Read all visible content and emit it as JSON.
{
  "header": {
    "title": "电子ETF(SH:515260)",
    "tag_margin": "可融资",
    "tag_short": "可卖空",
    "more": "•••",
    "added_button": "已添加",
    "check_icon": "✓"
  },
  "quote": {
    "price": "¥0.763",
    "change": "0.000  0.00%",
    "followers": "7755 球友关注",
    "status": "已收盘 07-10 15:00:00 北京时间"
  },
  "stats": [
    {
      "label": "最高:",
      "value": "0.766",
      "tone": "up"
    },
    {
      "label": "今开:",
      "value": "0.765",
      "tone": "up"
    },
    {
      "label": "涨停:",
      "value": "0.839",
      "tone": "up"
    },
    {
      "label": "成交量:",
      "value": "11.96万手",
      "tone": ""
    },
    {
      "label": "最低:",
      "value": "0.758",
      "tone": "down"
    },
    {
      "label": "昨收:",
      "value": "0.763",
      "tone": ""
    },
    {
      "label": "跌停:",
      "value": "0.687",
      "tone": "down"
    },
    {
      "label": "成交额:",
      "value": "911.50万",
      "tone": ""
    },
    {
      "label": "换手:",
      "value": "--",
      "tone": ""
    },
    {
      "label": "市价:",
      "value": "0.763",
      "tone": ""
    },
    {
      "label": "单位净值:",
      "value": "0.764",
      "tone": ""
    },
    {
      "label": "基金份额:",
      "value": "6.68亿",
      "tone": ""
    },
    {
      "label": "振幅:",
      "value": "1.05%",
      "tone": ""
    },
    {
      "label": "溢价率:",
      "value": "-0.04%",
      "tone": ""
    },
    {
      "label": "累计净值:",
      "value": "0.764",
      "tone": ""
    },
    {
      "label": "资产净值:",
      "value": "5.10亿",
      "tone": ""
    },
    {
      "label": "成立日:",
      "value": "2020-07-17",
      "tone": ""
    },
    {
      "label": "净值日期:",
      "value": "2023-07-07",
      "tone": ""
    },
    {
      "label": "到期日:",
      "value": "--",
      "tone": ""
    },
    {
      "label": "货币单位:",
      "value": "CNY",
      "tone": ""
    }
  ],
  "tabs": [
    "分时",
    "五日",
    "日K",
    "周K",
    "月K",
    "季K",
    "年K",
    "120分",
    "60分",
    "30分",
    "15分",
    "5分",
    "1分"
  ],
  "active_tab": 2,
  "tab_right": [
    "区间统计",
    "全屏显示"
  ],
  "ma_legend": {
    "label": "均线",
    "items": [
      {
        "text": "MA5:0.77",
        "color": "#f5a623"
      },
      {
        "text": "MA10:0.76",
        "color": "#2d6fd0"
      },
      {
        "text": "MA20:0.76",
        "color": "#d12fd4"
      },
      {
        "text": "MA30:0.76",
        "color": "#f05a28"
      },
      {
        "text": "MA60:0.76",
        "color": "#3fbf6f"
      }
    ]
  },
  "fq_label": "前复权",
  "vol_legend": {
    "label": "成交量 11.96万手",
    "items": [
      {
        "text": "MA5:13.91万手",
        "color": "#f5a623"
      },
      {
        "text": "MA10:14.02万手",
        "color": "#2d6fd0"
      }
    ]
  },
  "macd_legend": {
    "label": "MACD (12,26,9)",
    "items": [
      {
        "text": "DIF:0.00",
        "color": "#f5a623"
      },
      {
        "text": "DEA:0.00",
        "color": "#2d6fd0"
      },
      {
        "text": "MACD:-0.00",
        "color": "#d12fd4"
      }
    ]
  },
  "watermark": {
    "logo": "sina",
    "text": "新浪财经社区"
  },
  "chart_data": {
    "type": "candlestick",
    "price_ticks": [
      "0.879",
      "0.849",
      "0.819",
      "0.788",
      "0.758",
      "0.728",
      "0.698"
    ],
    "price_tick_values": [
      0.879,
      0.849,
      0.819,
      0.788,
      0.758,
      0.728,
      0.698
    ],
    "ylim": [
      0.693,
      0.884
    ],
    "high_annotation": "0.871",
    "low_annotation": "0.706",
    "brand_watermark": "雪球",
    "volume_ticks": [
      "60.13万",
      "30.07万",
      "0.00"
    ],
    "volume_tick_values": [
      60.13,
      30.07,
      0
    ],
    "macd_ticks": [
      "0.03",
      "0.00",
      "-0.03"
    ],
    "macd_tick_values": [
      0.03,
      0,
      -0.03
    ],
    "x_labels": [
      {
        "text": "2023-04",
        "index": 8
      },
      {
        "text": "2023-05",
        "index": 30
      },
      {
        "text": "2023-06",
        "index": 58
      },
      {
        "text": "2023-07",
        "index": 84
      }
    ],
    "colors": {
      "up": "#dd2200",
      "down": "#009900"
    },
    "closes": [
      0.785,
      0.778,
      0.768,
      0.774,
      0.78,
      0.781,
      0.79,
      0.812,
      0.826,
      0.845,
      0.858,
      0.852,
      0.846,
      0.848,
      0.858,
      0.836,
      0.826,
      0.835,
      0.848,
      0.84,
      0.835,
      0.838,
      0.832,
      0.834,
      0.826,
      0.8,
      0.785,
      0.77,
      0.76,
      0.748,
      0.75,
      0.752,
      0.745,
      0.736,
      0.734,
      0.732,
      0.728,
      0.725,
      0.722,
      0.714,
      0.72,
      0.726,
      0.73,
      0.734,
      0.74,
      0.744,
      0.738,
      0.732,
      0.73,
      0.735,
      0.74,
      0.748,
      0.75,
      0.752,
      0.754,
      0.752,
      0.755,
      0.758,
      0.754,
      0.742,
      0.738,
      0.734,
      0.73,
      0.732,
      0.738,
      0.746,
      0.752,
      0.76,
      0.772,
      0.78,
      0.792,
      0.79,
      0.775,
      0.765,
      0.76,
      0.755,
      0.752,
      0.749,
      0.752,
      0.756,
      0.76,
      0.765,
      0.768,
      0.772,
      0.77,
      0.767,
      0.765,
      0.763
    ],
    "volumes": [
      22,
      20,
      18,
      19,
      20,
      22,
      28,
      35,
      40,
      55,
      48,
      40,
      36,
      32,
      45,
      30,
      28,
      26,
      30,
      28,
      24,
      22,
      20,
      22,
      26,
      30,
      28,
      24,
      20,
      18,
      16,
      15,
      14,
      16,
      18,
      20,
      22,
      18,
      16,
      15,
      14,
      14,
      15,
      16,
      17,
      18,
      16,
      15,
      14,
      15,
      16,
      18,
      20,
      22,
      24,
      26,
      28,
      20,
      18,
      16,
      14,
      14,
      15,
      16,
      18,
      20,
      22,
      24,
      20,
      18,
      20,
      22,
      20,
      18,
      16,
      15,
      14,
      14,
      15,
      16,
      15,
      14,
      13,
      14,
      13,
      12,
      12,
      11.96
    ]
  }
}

# TASK DIRECTIONS:
Your task is to transcribe the material exactly.

# WORKED ANSWER:
Read all visible content and emit it as JSON.
{
  "header": {
    "title": "电子ETF(SH:515260)",
    "tag_margin": "可融资",
    "tag_short": "可卖空",
    "more": "•••",
    "added_button": "已添加",
    "check_icon": "✓"
  },
  "quote": {
    "price": "¥0.763",
    "change": "0.000  0.00%",
    "followers": "7755 球友关注",
    "status": "已收盘 07-10 15:00:00 北京时间"
  },
  "stats": [
    {
      "label": "最高:",
      "value": "0.766",
      "tone": "up"
    },
    {
      "label": "今开:",
      "value": "0.765",
      "tone": "up"
    },
    {
      "label": "涨停:",
      "value": "0.839",
      "tone": "up"
    },
    {
      "label": "成交量:",
      "value": "11.96万手",
      "tone": ""
    },
    {
      "label": "最低:",
      "value": "0.758",
      "tone": "down"
    },
    {
      "label": "昨收:",
      "value": "0.763",
      "tone": ""
    },
    {
      "label": "跌停:",
      "value": "0.687",
      "tone": "down"
    },
    {
      "label": "成交额:",
      "value": "911.50万",
      "tone": ""
    },
    {
      "label": "换手:",
      "value": "--",
      "tone": ""
    },
    {
      "label": "市价:",
      "value": "0.763",
      "tone": ""
    },
    {
      "label": "单位净值:",
      "value": "0.764",
      "tone": ""
    },
    {
      "label": "基金份额:",
      "value": "6.68亿",
      "tone": ""
    },
    {
      "label": "振幅:",
      "value": "1.05%",
      "tone": ""
    },
    {
      "label": "溢价率:",
      "value": "-0.04%",
      "tone": ""
    },
    {
      "label": "累计净值:",
      "value": "0.764",
      "tone": ""
    },
    {
      "label": "资产净值:",
      "value": "5.10亿",
      "tone": ""
    },
    {
      "label": "成立日:",
      "value": "2020-07-17",
      "tone": ""
    },
    {
      "label": "净值日期:",
      "value": "2023-07-07",
      "tone": ""
    },
    {
      "label": "到期日:",
      "value": "--",
      "tone": ""
    },
    {
      "label": "货币单位:",
      "value": "CNY",
      "tone": ""
    }
  ],
  "tabs": [
    "分时",
    "五日",
    "日K",
    "周K",
    "月K",
    "季K",
    "年K",
    "120分",
    "60分",
    "30分",
    "15分",
    "5分",
    "1分"
  ],
  "active_tab": 2,
  "tab_right": [
    "区间统计",
    "全屏显示"
  ],
  "ma_legend": {
    "label": "均线",
    "items": [
      {
        "text": "MA5:0.77",
        "color": "#f5a623"
      },
      {
        "text": "MA10:0.76",
        "color": "#2d6fd0"
      },
      {
        "text": "MA20:0.76",
        "color": "#d12fd4"
      },
      {
        "text": "MA30:0.76",
        "color": "#f05a28"
      },
      {
        "text": "MA60:0.76",
        "color": "#3fbf6f"
      }
    ]
  },
  "fq_label": "前复权",
  "vol_legend": {
    "label": "成交量 11.96万手",
    "items": [
      {
        "text": "MA5:13.91万手",
        "color": "#f5a623"
      },
      {
        "text": "MA10:14.02万手",
        "color": "#2d6fd0"
      }
    ]
  },
  "macd_legend": {
    "label": "MACD (12,26,9)",
    "items": [
      {
        "text": "DIF:0.00",
        "color": "#f5a623"
      },
      {
        "text": "DEA:0.00",
        "color": "#2d6fd0"
      },
      {
        "text": "MACD:-0.00",
        "color": "#d12fd4"
      }
    ]
  },
  "watermark": {
    "logo": "sina",
    "text": "新浪财经社区"
  },
  "chart_data": {
    "type": "candlestick",
    "price_ticks": [
      "0.879",
      "0.849",
      "0.819",
      "0.788",
      "0.758",
      "0.728",
      "0.698"
    ],
    "price_tick_values": [
      0.879,
      0.849,
      0.819,
      0.788,
      0.758,
      0.728,
      0.698
    ],
    "ylim": [
      0.693,
      0.884
    ],
    "high_annotation": "0.871",
    "low_annotation": "0.706",
    "brand_watermark": "雪球",
    "volume_ticks": [
      "60.13万",
      "30.07万",
      "0.00"
    ],
    "volume_tick_values": [
      60.13,
      30.07,
      0
    ],
    "macd_ticks": [
      "0.03",
      "0.00",
      "-0.03"
    ],
    "macd_tick_values": [
      0.03,
      0,
      -0.03
    ],
    "x_labels": [
      {
        "text": "2023-04",
        "index": 8
      },
      {
        "text": "2023-05",
        "index": 30
      },
      {
        "text": "2023-06",
        "index": 58
      },
      {
        "text": "2023-07",
        "index": 84
      }
    ],
    "colors": {
      "up": "#dd2200",
      "down": "#009900"
    },
    "closes": [
      0.785,
      0.778,
      0.768,
      0.774,
      0.78,
      0.781,
      0.79,
      0.812,
      0.826,
      0.845,
      0.858,
      0.852,
      0.846,
      0.848,
      0.858,
      0.836,
      0.826,
      0.835,
      0.848,
      0.84,
      0.835,
      0.838,
      0.832,
      0.834,
      0.826,
      0.8,
      0.785,
      0.77,
      0.76,
      0.748,
      0.75,
      0.752,
      0.745,
      0.736,
      0.734,
      0.732,
      0.728,
      0.725,
      0.722,
      0.714,
      0.72,
      0.726,
      0.73,
      0.734,
      0.74,
      0.744,
      0.738,
      0.732,
      0.73,
      0.735,
      0.74,
      0.748,
      0.75,
      0.752,
      0.754,
      0.752,
      0.755,
      0.758,
      0.754,
      0.742,
      0.738,
      0.734,
      0.73,
      0.732,
      0.738,
      0.746,
      0.752,
      0.76,
      0.772,
      0.78,
      0.792,
      0.79,
      0.775,
      0.765,
      0.76,
      0.755,
      0.752,
      0.749,
      0.752,
      0.756,
      0.76,
      0.765,
      0.768,
      0.772,
      0.77,
      0.767,
      0.765,
      0.763
    ],
    "volumes": [
      22,
      20,
      18,
      19,
      20,
      22,
      28,
      35,
      40,
      55,
      48,
      40,
      36,
      32,
      45,
      30,
      28,
      26,
      30,
      28,
      24,
      22,
      20,
      22,
      26,
      30,
      28,
      24,
      20,
      18,
      16,
      15,
      14,
      16,
      18,
      20,
      22,
      18,
      16,
      15,
      14,
      14,
      15,
      16,
      17,
      18,
      16,
      15,
      14,
      15,
      16,
      18,
      20,
      22,
      24,
      26,
      28,
      20,
      18,
      16,
      14,
      14,
      15,
      16,
      18,
      20,
      22,
      24,
      20,
      18,
      20,
      22,
      20,
      18,
      16,
      15,
      14,
      14,
      15,
      16,
      15,
      14,
      13,
      14,
      13,
      12,
      12,
      11.96
    ]
  }
}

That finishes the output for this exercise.